Records contained in a dataset:

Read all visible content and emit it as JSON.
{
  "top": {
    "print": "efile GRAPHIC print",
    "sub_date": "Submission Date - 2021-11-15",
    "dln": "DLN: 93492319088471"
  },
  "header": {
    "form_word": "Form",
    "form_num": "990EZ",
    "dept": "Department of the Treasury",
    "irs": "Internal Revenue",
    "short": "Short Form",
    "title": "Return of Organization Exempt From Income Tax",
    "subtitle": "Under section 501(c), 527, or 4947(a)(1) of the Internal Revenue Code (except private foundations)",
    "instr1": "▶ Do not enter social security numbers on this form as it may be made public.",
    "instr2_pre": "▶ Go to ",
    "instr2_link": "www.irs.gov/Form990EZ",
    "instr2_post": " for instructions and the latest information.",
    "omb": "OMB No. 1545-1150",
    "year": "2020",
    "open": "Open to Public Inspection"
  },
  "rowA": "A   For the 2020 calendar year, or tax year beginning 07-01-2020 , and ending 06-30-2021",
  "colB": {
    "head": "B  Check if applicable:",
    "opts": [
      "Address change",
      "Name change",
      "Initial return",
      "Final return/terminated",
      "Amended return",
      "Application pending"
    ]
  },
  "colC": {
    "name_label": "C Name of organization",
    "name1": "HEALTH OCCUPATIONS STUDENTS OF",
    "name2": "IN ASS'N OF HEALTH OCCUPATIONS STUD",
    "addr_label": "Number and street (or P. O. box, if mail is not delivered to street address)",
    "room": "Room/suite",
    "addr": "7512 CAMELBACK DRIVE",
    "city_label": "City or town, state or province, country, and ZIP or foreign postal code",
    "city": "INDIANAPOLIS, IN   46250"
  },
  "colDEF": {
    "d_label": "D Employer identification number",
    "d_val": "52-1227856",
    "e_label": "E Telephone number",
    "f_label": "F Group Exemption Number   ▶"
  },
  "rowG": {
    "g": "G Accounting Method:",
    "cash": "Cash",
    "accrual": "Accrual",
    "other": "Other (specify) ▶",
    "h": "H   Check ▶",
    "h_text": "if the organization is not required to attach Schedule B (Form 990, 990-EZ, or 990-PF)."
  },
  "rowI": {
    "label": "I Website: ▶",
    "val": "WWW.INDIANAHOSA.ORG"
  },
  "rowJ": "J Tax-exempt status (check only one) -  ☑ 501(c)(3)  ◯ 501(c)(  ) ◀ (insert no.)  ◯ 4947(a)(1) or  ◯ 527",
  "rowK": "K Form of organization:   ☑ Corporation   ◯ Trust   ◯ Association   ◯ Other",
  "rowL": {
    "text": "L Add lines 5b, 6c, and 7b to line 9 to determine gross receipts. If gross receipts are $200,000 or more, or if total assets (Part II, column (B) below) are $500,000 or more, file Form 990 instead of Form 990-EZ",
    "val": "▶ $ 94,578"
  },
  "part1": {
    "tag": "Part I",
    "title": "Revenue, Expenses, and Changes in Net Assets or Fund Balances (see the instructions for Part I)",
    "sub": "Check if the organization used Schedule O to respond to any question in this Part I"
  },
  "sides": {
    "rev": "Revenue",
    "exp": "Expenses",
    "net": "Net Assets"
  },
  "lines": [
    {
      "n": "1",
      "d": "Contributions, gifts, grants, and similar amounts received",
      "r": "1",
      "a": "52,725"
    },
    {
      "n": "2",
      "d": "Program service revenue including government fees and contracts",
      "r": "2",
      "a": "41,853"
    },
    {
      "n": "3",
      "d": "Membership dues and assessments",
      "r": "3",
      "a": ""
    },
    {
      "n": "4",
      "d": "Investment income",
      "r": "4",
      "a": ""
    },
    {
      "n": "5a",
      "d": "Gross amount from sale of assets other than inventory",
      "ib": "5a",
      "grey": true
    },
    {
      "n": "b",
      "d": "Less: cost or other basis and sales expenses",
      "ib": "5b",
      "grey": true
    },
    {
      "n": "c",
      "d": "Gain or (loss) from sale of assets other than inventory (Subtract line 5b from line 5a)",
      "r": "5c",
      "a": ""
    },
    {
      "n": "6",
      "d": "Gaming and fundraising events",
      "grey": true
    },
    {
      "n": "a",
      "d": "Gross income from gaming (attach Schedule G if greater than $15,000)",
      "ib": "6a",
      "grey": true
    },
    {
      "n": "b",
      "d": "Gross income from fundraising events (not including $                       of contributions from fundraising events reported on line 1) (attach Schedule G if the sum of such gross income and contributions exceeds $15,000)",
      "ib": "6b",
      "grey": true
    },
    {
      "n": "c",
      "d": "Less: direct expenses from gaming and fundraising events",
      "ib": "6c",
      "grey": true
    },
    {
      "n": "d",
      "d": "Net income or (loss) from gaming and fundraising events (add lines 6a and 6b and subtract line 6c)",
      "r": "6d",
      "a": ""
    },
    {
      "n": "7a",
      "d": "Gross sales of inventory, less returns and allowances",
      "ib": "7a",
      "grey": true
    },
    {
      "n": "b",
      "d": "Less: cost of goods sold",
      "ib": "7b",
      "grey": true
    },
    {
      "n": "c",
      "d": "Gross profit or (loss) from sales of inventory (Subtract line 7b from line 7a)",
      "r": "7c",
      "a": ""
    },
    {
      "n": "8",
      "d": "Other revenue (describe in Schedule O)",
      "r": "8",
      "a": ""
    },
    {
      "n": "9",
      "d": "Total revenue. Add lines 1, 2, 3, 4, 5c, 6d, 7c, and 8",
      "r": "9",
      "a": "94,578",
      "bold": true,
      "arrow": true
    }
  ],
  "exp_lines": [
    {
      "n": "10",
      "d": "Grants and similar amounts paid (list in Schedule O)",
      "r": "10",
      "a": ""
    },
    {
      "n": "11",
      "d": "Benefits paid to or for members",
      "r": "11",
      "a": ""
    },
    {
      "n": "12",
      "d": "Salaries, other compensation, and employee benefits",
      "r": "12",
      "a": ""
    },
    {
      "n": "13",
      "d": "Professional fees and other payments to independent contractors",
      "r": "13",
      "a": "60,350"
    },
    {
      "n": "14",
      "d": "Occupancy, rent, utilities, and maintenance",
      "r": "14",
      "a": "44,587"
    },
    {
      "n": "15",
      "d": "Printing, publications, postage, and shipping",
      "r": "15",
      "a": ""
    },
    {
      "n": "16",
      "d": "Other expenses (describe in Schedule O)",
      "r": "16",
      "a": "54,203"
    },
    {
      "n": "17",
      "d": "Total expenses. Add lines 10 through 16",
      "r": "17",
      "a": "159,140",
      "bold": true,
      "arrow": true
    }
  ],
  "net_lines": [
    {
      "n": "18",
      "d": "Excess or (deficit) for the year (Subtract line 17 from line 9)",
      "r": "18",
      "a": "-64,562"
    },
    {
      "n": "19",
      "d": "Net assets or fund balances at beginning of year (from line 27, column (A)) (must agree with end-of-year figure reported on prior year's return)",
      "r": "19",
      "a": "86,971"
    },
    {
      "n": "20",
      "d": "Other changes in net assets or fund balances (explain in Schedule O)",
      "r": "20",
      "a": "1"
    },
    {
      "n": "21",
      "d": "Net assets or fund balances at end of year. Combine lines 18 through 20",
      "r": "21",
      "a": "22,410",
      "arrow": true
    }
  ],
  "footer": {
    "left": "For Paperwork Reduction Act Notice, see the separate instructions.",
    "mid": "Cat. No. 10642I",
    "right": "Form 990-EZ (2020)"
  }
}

• WHAT YOU NEED TO DO
Repeat the data above, word for word.

• RESULT OF THE EXERCISE
Read all visible content and emit it as JSON.
{
  "top": {
    "print": "efile GRAPHIC print",
    "sub_date": "Submission Date - 2021-11-15",
    "dln": "DLN: 93492319088471"
  },
  "header": {
    "form_word": "Form",
    "form_num": "990EZ",
    "dept": "Department of the Treasury",
    "irs": "Internal Revenue",
    "short": "Short Form",
    "title": "Return of Organization Exempt From Income Tax",
    "subtitle": "Under section 501(c), 527, or 4947(a)(1) of the Internal Revenue Code (except private foundations)",
    "instr1": "▶ Do not enter social security numbers on this form as it may be made public.",
    "instr2_pre": "▶ Go to ",
    "instr2_link": "www.irs.gov/Form990EZ",
    "instr2_post": " for instructions and the latest information.",
    "omb": "OMB No. 1545-1150",
    "year": "2020",
    "open": "Open to Public Inspection"
  },
  "rowA": "A   For the 2020 calendar year, or tax year beginning 07-01-2020 , and ending 06-30-2021",
  "colB": {
    "head": "B  Check if applicable:",
    "opts": [
      "Address change",
      "Name change",
      "Initial return",
      "Final return/terminated",
      "Amended return",
      "Application pending"
    ]
  },
  "colC": {
    "name_label": "C Name of organization",
    "name1": "HEALTH OCCUPATIONS STUDENTS OF",
    "name2": "IN ASS'N OF HEALTH OCCUPATIONS STUD",
    "addr_label": "Number and street (or P. O. box, if mail is not delivered to street address)",
    "room": "Room/suite",
    "addr": "7512 CAMELBACK DRIVE",
    "city_label": "City or town, state or province, country, and ZIP or foreign postal code",
    "city": "INDIANAPOLIS, IN   46250"
  },
  "colDEF": {
    "d_label": "D Employer identification number",
    "d_val": "52-1227856",
    "e_label": "E Telephone number",
    "f_label": "F Group Exemption Number   ▶"
  },
  "rowG": {
    "g": "G Accounting Method:",
    "cash": "Cash",
    "accrual": "Accrual",
    "other": "Other (specify) ▶",
    "h": "H   Check ▶",
    "h_text": "if the organization is not required to attach Schedule B (Form 990, 990-EZ, or 990-PF)."
  },
  "rowI": {
    "label": "I Website: ▶",
    "val": "WWW.INDIANAHOSA.ORG"
  },
  "rowJ": "J Tax-exempt status (check only one) -  ☑ 501(c)(3)  ◯ 501(c)(  ) ◀ (insert no.)  ◯ 4947(a)(1) or  ◯ 527",
  "rowK": "K Form of organization:   ☑ Corporation   ◯ Trust   ◯ Association   ◯ Other",
  "rowL": {
    "text": "L Add lines 5b, 6c, and 7b to line 9 to determine gross receipts. If gross receipts are $200,000 or more, or if total assets (Part II, column (B) below) are $500,000 or more, file Form 990 instead of Form 990-EZ",
    "val": "▶ $ 94,578"
  },
  "part1": {
    "tag": "Part I",
    "title": "Revenue, Expenses, and Changes in Net Assets or Fund Balances (see the instructions for Part I)",
    "sub": "Check if the organization used Schedule O to respond to any question in this Part I"
  },
  "sides": {
    "rev": "Revenue",
    "exp": "Expenses",
    "net": "Net Assets"
  },
  "lines": [
    {
      "n": "1",
      "d": "Contributions, gifts, grants, and similar amounts received",
      "r": "1",
      "a": "52,725"
    },
    {
      "n": "2",
      "d": "Program service revenue including government fees and contracts",
      "r": "2",
      "a": "41,853"
    },
    {
      "n": "3",
      "d": "Membership dues and assessments",
      "r": "3",
      "a": ""
    },
    {
      "n": "4",
      "d": "Investment income",
      "r": "4",
      "a": ""
    },
    {
      "n": "5a",
      "d": "Gross amount from sale of assets other than inventory",
      "ib": "5a",
      "grey": true
    },
    {
      "n": "b",
      "d": "Less: cost or other basis and sales expenses",
      "ib": "5b",
      "grey": true
    },
    {
      "n": "c",
      "d": "Gain or (loss) from sale of assets other than inventory (Subtract line 5b from line 5a)",
      "r": "5c",
      "a": ""
    },
    {
      "n": "6",
      "d": "Gaming and fundraising events",
      "grey": true
    },
    {
      "n": "a",
      "d": "Gross income from gaming (attach Schedule G if greater than $15,000)",
      "ib": "6a",
      "grey": true
    },
    {
      "n": "b",
      "d": "Gross income from fundraising events (not including $                       of contributions from fundraising events reported on line 1) (attach Schedule G if the sum of such gross income and contributions exceeds $15,000)",
      "ib": "6b",
      "grey": true
    },
    {
      "n": "c",
      "d": "Less: direct expenses from gaming and fundraising events",
      "ib": "6c",
      "grey": true
    },
    {
      "n": "d",
      "d": "Net income or (loss) from gaming and fundraising events (add lines 6a and 6b and subtract line 6c)",
      "r": "6d",
      "a": ""
    },
    {
      "n": "7a",
      "d": "Gross sales of inventory, less returns and allowances",
      "ib": "7a",
      "grey": true
    },
    {
      "n": "b",
      "d": "Less: cost of goods sold",
      "ib": "7b",
      "grey": true
    },
    {
      "n": "c",
      "d": "Gross profit or (loss) from sales of inventory (Subtract line 7b from line 7a)",
      "r": "7c",
      "a": ""
    },
    {
      "n": "8",
      "d": "Other revenue (describe in Schedule O)",
      "r": "8",
      "a": ""
    },
    {
      "n": "9",
      "d": "Total revenue. Add lines 1, 2, 3, 4, 5c, 6d, 7c, and 8",
      "r": "9",
      "a": "94,578",
      "bold": true,
      "arrow": true
    }
  ],
  "exp_lines": [
    {
      "n": "10",
      "d": "Grants and similar amounts paid (list in Schedule O)",
      "r": "10",
      "a": ""
    },
    {
      "n": "11",
      "d": "Benefits paid to or for members",
      "r": "11",
      "a": ""
    },
    {
      "n": "12",
      "d": "Salaries, other compensation, and employee benefits",
      "r": "12",
      "a": ""
    },
    {
      "n": "13",
      "d": "Professional fees and other payments to independent contractors",
      "r": "13",
      "a": "60,350"
    },
    {
      "n": "14",
      "d": "Occupancy, rent, utilities, and maintenance",
      "r": "14",
      "a": "44,587"
    },
    {
      "n": "15",
      "d": "Printing, publications, postage, and shipping",
      "r": "15",
      "a": ""
    },
    {
      "n": "16",
      "d": "Other expenses (describe in Schedule O)",
      "r": "16",
      "a": "54,203"
    },
    {
      "n": "17",
      "d": "Total expenses. Add lines 10 through 16",
      "r": "17",
      "a": "159,140",
      "bold": true,
      "arrow": true
    }
  ],
  "net_lines": [
    {
      "n": "18",
      "d": "Excess or (deficit) for the year (Subtract line 17 from line 9)",
      "r": "18",
      "a": "-64,562"
    },
    {
      "n": "19",
      "d": "Net assets or fund balances at beginning of year (from line 27, column (A)) (must agree with end-of-year figure reported on prior year's return)",
      "r": "19",
      "a": "86,971"
    },
    {
      "n": "20",
      "d": "Other changes in net assets or fund balances (explain in Schedule O)",
      "r": "20",
      "a": "1"
    },
    {
      "n": "21",
      "d": "Net assets or fund balances at end of year. Combine lines 18 through 20",
      "r": "21",
      "a": "22,410",
      "arrow": true
    }
  ],
  "footer": {
    "left": "For Paperwork Reduction Act Notice, see the separate instructions.",
    "mid": "Cat. No. 10642I",
    "right": "Form 990-EZ (2020)"
  }
}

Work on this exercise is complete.